**RECORD LIST**.

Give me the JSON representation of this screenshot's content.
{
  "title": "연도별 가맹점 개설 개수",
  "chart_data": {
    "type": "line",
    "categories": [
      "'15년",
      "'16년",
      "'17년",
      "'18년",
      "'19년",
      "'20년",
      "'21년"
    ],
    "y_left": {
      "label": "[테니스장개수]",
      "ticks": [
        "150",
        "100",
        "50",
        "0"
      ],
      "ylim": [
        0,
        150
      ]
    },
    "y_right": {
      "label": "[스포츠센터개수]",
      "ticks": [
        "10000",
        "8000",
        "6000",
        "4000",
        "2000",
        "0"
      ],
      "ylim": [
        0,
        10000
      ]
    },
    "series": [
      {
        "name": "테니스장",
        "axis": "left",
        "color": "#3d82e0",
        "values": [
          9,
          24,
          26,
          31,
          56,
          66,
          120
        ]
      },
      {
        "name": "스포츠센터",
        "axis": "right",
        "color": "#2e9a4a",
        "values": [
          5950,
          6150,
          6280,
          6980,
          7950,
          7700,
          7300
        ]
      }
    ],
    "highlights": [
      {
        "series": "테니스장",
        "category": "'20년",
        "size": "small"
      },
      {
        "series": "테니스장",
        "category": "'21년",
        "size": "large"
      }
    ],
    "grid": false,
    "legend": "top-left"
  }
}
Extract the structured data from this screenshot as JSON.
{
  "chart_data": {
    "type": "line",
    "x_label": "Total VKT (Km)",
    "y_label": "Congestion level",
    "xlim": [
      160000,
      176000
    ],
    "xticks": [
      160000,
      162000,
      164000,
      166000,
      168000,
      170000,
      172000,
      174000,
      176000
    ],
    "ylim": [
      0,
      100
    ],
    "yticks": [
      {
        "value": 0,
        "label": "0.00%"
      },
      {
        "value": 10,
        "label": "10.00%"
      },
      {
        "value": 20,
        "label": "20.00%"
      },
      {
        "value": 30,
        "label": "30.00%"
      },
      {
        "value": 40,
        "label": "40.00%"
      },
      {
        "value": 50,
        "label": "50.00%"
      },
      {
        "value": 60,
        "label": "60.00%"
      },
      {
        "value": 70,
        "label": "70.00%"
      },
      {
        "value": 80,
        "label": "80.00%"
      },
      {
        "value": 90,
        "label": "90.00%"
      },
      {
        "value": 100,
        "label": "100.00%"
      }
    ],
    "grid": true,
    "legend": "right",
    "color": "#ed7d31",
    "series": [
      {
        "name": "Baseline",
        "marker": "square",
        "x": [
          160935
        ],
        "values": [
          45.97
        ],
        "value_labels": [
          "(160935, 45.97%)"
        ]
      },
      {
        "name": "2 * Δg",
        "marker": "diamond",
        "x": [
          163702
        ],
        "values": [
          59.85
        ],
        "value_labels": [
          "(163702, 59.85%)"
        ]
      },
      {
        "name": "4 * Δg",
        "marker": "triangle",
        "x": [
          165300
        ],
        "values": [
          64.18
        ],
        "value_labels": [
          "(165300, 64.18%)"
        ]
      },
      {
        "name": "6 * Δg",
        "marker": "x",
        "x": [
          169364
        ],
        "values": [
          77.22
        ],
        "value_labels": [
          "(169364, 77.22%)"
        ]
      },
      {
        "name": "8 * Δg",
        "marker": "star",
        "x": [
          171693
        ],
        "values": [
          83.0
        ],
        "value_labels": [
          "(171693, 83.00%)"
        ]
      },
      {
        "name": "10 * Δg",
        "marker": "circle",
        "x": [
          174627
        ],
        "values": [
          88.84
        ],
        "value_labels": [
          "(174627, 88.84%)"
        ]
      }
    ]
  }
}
...
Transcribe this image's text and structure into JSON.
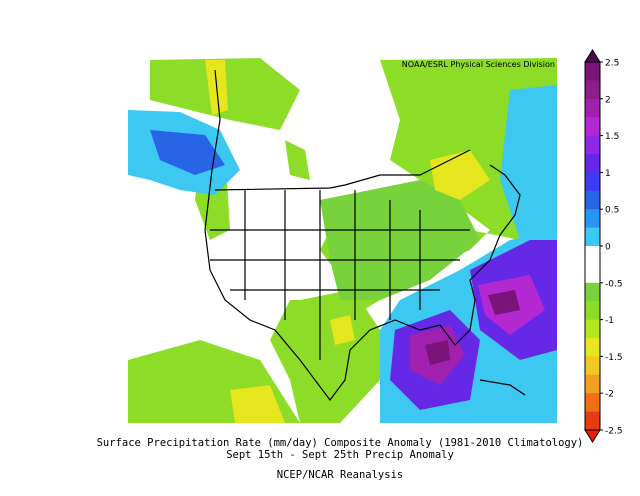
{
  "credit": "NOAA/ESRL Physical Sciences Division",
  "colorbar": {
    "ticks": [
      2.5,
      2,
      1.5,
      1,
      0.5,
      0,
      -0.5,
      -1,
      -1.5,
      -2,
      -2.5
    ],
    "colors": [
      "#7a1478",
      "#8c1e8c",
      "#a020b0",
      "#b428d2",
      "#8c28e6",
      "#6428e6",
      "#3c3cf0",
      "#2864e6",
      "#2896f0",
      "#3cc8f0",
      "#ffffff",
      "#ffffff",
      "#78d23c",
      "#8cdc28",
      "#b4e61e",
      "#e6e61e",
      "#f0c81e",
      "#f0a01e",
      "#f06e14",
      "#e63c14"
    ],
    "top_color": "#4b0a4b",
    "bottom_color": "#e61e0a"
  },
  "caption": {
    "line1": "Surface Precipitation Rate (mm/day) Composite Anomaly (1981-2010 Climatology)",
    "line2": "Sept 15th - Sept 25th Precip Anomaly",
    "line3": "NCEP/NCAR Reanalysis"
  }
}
==
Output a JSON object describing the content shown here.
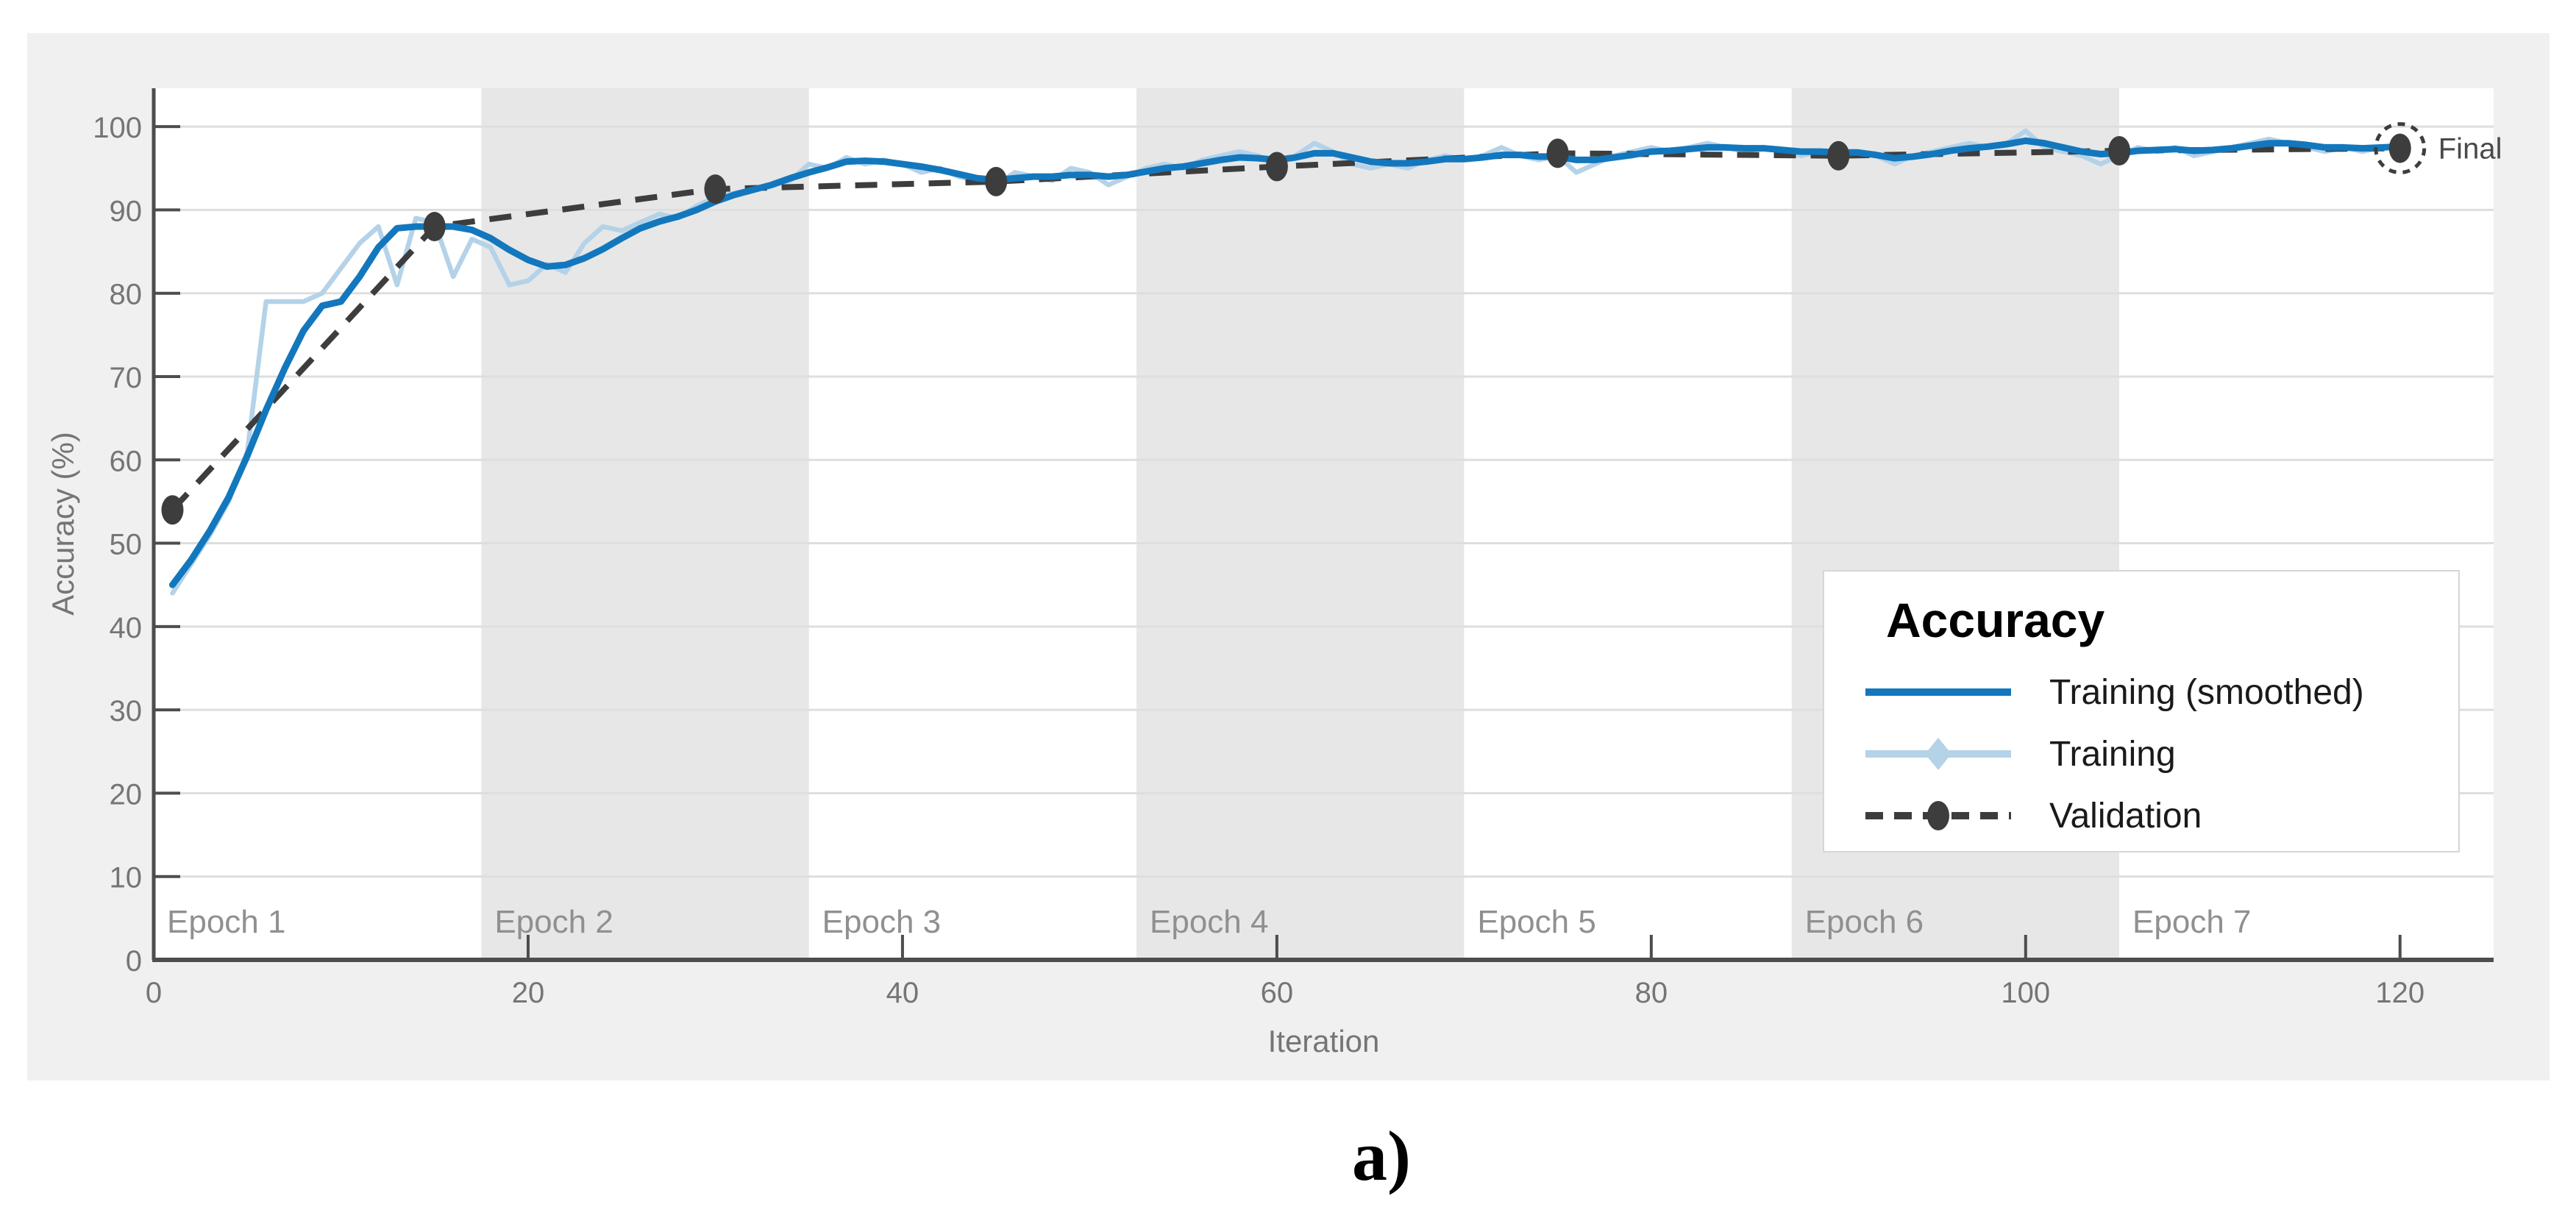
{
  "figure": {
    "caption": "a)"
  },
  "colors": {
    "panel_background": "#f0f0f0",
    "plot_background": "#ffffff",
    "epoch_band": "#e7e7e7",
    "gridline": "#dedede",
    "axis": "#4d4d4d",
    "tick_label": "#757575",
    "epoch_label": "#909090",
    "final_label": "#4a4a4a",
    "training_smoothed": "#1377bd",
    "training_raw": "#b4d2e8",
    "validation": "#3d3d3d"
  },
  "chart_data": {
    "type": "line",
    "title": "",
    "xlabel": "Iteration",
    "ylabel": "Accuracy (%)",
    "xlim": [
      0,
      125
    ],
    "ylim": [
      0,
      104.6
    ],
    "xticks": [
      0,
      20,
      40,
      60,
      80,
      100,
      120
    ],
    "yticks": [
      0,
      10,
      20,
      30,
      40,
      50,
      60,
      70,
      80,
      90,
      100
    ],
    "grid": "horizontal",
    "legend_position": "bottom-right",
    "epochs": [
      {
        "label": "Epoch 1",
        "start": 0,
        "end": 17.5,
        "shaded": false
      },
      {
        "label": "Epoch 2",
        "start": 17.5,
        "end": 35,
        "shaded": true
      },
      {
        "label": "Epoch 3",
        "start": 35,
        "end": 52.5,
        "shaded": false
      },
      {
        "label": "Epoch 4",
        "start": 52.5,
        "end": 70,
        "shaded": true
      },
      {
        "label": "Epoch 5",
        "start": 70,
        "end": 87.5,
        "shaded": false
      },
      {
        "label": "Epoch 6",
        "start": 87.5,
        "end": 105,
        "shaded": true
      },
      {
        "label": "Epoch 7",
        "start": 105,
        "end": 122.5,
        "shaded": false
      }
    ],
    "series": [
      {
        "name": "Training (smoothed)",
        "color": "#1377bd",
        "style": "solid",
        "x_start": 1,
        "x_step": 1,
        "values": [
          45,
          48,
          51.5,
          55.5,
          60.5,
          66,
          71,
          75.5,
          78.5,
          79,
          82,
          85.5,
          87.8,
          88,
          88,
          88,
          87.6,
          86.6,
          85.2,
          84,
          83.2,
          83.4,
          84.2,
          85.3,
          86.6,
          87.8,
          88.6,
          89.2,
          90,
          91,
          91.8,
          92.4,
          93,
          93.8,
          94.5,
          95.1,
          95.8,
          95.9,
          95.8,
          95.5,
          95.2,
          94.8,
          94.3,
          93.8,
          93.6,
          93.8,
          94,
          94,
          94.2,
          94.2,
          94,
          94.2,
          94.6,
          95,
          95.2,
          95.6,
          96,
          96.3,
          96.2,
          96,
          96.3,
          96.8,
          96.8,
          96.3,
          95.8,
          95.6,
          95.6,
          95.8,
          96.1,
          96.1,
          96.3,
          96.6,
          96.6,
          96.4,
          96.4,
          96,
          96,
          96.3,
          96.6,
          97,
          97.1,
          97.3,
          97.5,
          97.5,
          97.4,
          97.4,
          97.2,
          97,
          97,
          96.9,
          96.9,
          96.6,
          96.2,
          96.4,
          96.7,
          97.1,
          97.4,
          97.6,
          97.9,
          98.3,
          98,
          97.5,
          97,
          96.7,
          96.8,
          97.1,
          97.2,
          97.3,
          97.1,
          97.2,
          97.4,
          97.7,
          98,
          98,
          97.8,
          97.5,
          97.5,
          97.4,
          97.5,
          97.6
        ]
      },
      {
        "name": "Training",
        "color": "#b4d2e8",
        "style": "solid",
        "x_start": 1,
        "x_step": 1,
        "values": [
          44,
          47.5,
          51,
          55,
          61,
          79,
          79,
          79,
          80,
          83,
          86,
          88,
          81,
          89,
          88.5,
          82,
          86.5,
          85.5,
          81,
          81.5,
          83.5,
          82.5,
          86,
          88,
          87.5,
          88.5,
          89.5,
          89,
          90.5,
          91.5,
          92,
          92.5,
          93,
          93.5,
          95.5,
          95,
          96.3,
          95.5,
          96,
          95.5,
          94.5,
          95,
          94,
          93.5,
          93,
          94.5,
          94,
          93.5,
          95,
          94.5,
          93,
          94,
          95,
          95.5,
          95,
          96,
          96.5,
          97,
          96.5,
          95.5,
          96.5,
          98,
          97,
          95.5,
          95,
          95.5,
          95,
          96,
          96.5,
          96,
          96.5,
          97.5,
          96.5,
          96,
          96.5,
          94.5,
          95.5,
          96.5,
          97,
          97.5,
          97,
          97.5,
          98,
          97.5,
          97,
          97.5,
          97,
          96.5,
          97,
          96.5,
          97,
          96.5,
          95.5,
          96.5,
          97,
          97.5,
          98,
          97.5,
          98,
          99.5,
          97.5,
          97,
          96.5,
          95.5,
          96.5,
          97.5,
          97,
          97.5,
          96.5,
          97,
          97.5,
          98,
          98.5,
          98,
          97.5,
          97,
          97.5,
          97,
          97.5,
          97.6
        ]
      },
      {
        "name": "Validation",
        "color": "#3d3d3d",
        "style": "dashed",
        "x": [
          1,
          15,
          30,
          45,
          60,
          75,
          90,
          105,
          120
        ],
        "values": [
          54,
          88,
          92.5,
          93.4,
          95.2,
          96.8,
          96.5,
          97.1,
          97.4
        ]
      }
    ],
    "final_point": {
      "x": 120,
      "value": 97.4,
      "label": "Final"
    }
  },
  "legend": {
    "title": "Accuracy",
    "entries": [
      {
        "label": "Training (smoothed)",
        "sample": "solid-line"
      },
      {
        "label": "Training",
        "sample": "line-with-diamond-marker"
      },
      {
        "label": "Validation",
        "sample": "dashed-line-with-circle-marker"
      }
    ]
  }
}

**TASK DIRECTIONS**.
From the records, copy every line that has the string "Anomaly" in it.

**SOLUTION**.
    "line1": "Surface Precipitation Rate (mm/day) Composite Anomaly (1981-2010 Climatology)",
    "line2": "Sept 15th - Sept 25th Precip Anomaly",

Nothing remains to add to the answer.